▶ PROMPT: Search the listing below for the string "name" and show each line that contains it.
— Start of EXERCISE MATERIALS —
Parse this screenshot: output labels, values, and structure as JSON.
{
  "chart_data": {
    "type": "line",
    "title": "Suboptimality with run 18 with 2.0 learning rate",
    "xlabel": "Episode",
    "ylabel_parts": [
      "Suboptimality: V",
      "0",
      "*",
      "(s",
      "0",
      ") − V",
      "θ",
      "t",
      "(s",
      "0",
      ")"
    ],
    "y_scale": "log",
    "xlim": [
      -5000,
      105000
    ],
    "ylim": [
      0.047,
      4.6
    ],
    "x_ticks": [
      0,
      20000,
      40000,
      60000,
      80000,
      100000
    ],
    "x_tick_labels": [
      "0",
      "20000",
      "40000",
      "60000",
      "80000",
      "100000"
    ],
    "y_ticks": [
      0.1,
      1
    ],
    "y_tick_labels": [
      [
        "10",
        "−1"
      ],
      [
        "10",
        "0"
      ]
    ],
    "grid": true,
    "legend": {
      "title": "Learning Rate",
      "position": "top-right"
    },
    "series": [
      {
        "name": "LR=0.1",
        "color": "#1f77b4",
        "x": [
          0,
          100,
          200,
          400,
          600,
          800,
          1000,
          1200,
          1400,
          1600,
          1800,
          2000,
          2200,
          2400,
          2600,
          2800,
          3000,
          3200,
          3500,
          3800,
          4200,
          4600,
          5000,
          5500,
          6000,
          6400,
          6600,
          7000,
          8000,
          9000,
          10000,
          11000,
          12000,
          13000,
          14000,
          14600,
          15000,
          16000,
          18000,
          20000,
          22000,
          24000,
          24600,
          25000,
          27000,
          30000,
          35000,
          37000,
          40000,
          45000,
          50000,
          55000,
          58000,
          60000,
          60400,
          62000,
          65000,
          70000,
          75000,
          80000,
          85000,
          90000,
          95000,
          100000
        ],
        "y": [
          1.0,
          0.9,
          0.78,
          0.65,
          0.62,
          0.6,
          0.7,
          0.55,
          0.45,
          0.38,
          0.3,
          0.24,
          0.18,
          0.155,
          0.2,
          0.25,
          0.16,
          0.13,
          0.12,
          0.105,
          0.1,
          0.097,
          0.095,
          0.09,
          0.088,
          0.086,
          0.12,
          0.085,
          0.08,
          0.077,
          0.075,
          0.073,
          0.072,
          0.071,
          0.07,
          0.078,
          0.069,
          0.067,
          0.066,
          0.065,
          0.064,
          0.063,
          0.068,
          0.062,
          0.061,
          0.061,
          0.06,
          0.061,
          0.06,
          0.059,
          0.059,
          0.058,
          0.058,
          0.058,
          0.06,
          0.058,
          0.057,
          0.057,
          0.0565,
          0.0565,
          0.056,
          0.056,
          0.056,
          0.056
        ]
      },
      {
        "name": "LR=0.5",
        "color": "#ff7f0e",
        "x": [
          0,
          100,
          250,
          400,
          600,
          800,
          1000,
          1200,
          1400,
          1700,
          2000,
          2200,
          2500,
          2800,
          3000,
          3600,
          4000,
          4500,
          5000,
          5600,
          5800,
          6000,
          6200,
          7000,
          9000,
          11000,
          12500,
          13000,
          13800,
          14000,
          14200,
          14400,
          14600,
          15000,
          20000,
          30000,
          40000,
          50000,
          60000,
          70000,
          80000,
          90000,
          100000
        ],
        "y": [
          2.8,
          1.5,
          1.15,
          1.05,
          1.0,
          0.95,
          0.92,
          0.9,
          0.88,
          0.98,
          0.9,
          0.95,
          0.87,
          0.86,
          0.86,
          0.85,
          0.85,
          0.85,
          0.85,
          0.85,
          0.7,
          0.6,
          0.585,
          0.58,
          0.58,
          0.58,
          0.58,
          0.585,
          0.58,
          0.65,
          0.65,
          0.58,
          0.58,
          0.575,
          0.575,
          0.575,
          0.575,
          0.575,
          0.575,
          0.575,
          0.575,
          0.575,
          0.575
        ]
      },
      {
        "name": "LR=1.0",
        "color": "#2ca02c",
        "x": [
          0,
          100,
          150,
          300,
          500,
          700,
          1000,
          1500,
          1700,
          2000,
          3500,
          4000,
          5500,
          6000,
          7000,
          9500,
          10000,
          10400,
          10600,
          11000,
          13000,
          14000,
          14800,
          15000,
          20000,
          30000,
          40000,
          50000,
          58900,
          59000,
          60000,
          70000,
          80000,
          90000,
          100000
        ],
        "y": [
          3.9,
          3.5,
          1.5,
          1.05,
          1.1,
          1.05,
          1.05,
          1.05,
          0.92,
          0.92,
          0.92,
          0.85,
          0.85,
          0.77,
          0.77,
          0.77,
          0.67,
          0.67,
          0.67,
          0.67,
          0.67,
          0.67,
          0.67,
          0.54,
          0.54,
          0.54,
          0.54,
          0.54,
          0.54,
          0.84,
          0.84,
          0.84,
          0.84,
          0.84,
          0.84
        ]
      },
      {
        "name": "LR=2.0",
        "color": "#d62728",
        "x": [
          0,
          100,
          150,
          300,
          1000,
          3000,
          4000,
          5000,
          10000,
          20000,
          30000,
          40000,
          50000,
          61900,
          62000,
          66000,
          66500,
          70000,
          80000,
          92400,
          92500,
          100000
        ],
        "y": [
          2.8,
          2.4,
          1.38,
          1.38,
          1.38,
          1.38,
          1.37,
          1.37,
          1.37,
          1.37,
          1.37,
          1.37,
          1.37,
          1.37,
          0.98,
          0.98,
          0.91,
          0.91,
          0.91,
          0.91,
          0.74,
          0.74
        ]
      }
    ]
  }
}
— End of EXERCISE MATERIALS —
▶ WRITTEN ANSWER:
        "name": "LR=0.1",
        "name": "LR=0.5",
        "name": "LR=1.0",
        "name": "LR=2.0",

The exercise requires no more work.